> EXERCISE BRIEF
Can you output every one of the entries below word for word, with nothing changed?

-- Begin TASK INPUTS --

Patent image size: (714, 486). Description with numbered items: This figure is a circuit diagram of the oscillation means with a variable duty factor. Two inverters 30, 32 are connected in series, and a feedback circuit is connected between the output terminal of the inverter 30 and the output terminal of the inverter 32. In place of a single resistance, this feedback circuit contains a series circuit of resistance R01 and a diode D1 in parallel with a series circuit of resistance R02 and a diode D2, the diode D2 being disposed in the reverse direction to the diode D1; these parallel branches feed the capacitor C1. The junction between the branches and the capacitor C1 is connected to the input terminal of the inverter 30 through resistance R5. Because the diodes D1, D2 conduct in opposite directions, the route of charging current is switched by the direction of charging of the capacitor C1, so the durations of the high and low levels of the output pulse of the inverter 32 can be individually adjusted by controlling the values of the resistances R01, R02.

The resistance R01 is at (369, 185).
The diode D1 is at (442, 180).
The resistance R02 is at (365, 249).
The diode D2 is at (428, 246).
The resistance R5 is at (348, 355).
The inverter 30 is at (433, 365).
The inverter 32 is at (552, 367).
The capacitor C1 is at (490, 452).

-- End TASK INPUTS --

> SOLUTION BELOW
Patent image size: (714, 486). Description with numbered items: This figure is a circuit diagram of the oscillation means with a variable duty factor. Two inverters 30, 32 are connected in series, and a feedback circuit is connected between the output terminal of the inverter 30 and the output terminal of the inverter 32. In place of a single resistance, this feedback circuit contains a series circuit of resistance R01 and a diode D1 in parallel with a series circuit of resistance R02 and a diode D2, the diode D2 being disposed in the reverse direction to the diode D1; these parallel branches feed the capacitor C1. The junction between the branches and the capacitor C1 is connected to the input terminal of the inverter 30 through resistance R5. Because the diodes D1, D2 conduct in opposite directions, the route of charging current is switched by the direction of charging of the capacitor C1, so the durations of the high and low levels of the output pulse of the inverter 32 can be individually adjusted by controlling the values of the resistances R01, R02.

The resistance R01 is at (369, 185).
The diode D1 is at (442, 180).
The resistance R02 is at (365, 249).
The diode D2 is at (428, 246).
The resistance R5 is at (348, 355).
The inverter 30 is at (433, 365).
The inverter 32 is at (552, 367).
The capacitor C1 is at (490, 452).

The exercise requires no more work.